• [Written instruction]:
Copy the records below verbatim, line by line, and omit the pictures from the output.

************

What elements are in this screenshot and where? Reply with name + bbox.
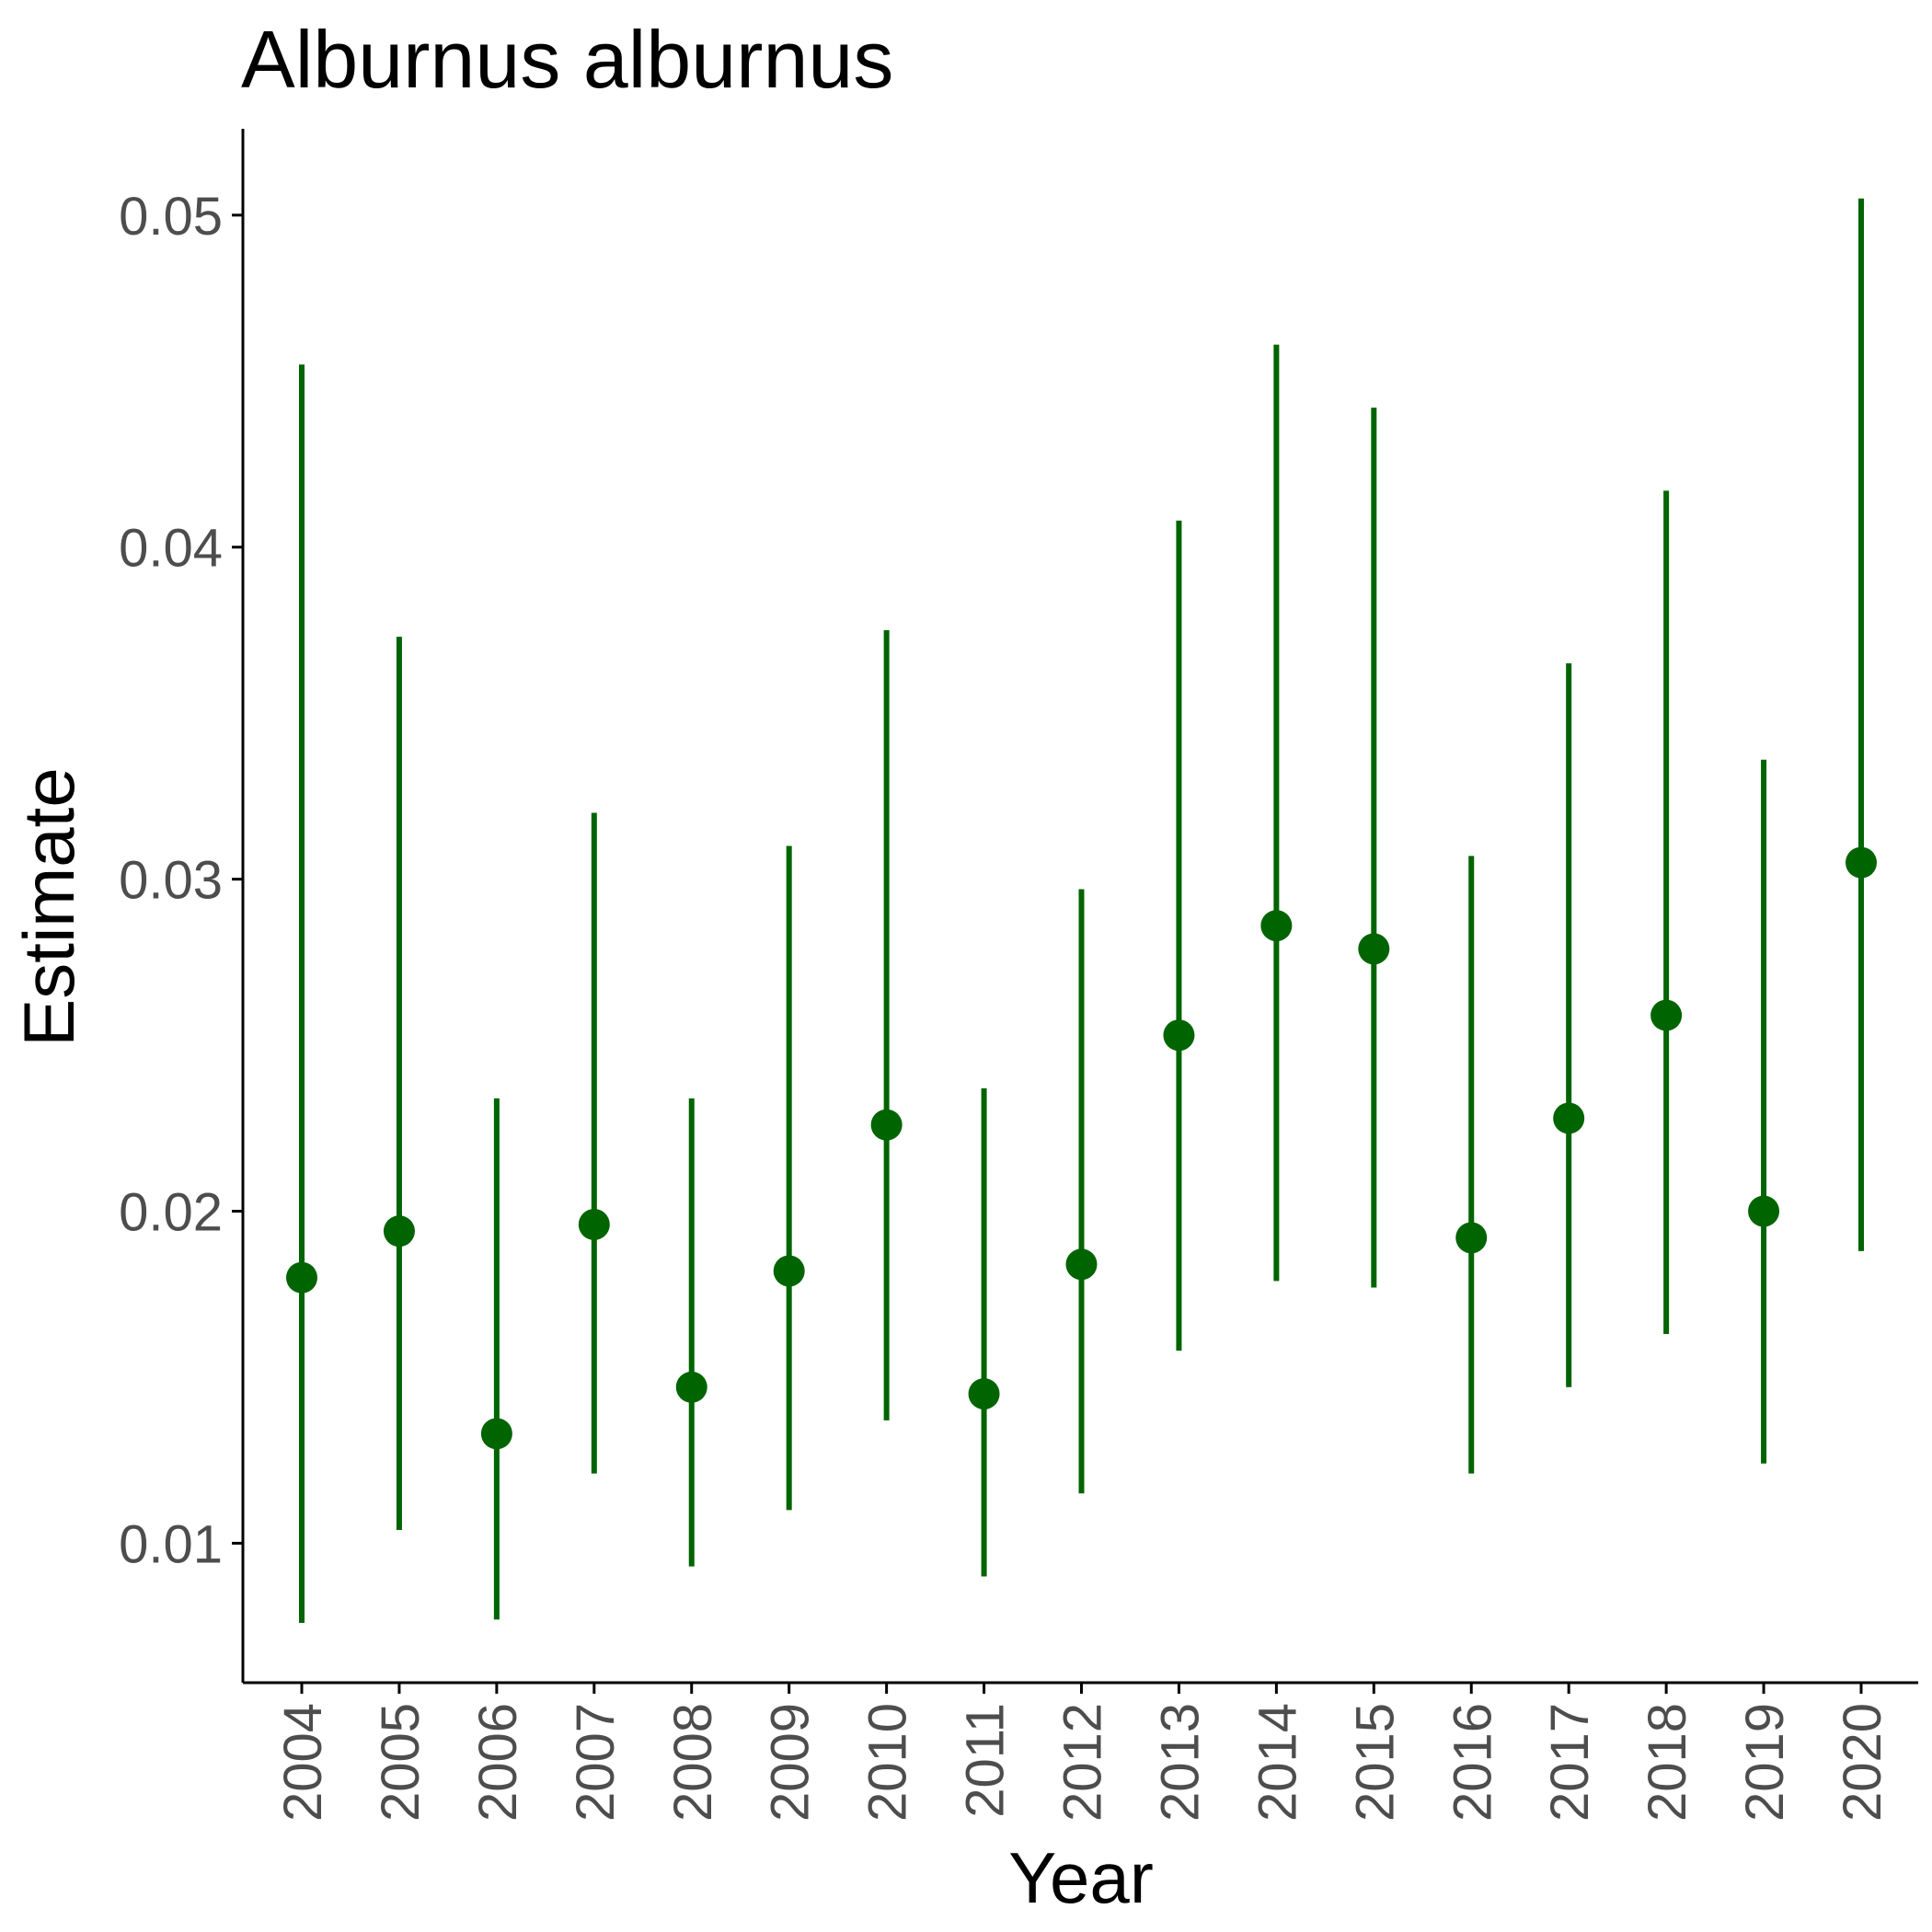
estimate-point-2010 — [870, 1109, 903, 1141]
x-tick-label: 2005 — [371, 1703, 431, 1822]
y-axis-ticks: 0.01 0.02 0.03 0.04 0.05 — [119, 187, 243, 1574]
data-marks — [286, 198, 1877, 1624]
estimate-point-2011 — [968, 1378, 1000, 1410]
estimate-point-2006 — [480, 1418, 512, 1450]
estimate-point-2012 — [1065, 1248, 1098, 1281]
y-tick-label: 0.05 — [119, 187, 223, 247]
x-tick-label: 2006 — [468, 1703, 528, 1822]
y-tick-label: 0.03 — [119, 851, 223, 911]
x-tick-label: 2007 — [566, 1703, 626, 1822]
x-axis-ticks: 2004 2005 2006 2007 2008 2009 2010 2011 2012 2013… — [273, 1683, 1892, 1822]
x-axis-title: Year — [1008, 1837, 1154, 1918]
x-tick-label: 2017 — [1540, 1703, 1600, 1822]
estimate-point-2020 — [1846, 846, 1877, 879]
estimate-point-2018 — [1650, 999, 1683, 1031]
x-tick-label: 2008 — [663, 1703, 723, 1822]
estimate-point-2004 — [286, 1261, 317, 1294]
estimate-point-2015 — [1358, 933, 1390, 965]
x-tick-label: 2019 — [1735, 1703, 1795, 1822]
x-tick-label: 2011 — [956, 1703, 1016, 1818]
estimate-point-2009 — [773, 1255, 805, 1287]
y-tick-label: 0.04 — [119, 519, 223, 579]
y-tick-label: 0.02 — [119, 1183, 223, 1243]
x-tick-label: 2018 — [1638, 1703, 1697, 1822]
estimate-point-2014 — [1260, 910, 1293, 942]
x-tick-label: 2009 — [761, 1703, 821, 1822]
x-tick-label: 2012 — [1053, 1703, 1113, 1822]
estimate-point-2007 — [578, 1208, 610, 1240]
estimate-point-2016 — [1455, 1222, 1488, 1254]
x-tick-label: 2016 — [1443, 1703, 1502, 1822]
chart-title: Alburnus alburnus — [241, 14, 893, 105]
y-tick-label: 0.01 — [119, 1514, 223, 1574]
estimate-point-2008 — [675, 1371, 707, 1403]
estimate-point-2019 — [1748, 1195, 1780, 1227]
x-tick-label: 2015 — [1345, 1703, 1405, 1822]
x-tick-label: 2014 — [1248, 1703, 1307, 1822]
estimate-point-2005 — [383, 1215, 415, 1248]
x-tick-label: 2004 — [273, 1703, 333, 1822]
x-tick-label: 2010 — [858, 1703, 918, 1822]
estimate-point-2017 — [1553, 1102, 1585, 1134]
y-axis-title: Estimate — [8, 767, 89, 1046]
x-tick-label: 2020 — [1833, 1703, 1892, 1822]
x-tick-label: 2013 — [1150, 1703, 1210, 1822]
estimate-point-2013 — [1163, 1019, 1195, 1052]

************

• [Worked answer]:
What elements are in this screenshot and where? Reply with name + bbox.
estimate-point-2010 — [870, 1109, 903, 1141]
x-tick-label: 2005 — [371, 1703, 431, 1822]
y-axis-ticks: 0.01 0.02 0.03 0.04 0.05 — [119, 187, 243, 1574]
data-marks — [286, 198, 1877, 1624]
estimate-point-2011 — [968, 1378, 1000, 1410]
estimate-point-2006 — [480, 1418, 512, 1450]
estimate-point-2012 — [1065, 1248, 1098, 1281]
y-tick-label: 0.05 — [119, 187, 223, 247]
x-tick-label: 2006 — [468, 1703, 528, 1822]
y-tick-label: 0.03 — [119, 851, 223, 911]
x-tick-label: 2007 — [566, 1703, 626, 1822]
x-axis-ticks: 2004 2005 2006 2007 2008 2009 2010 2011 2012 2013… — [273, 1683, 1892, 1822]
x-axis-title: Year — [1008, 1837, 1154, 1918]
x-tick-label: 2017 — [1540, 1703, 1600, 1822]
estimate-point-2020 — [1846, 846, 1877, 879]
estimate-point-2018 — [1650, 999, 1683, 1031]
x-tick-label: 2008 — [663, 1703, 723, 1822]
estimate-point-2004 — [286, 1261, 317, 1294]
estimate-point-2015 — [1358, 933, 1390, 965]
x-tick-label: 2019 — [1735, 1703, 1795, 1822]
x-tick-label: 2011 — [956, 1703, 1016, 1818]
estimate-point-2009 — [773, 1255, 805, 1287]
y-tick-label: 0.04 — [119, 519, 223, 579]
y-tick-label: 0.02 — [119, 1183, 223, 1243]
x-tick-label: 2018 — [1638, 1703, 1697, 1822]
estimate-point-2014 — [1260, 910, 1293, 942]
x-tick-label: 2009 — [761, 1703, 821, 1822]
x-tick-label: 2012 — [1053, 1703, 1113, 1822]
estimate-point-2007 — [578, 1208, 610, 1240]
estimate-point-2016 — [1455, 1222, 1488, 1254]
x-tick-label: 2016 — [1443, 1703, 1502, 1822]
chart-title: Alburnus alburnus — [241, 14, 893, 105]
y-tick-label: 0.01 — [119, 1514, 223, 1574]
estimate-point-2008 — [675, 1371, 707, 1403]
estimate-point-2019 — [1748, 1195, 1780, 1227]
x-tick-label: 2015 — [1345, 1703, 1405, 1822]
x-tick-label: 2014 — [1248, 1703, 1307, 1822]
estimate-point-2005 — [383, 1215, 415, 1248]
x-tick-label: 2004 — [273, 1703, 333, 1822]
x-tick-label: 2010 — [858, 1703, 918, 1822]
estimate-point-2017 — [1553, 1102, 1585, 1134]
y-axis-title: Estimate — [8, 767, 89, 1046]
x-tick-label: 2020 — [1833, 1703, 1892, 1822]
x-tick-label: 2013 — [1150, 1703, 1210, 1822]
estimate-point-2013 — [1163, 1019, 1195, 1052]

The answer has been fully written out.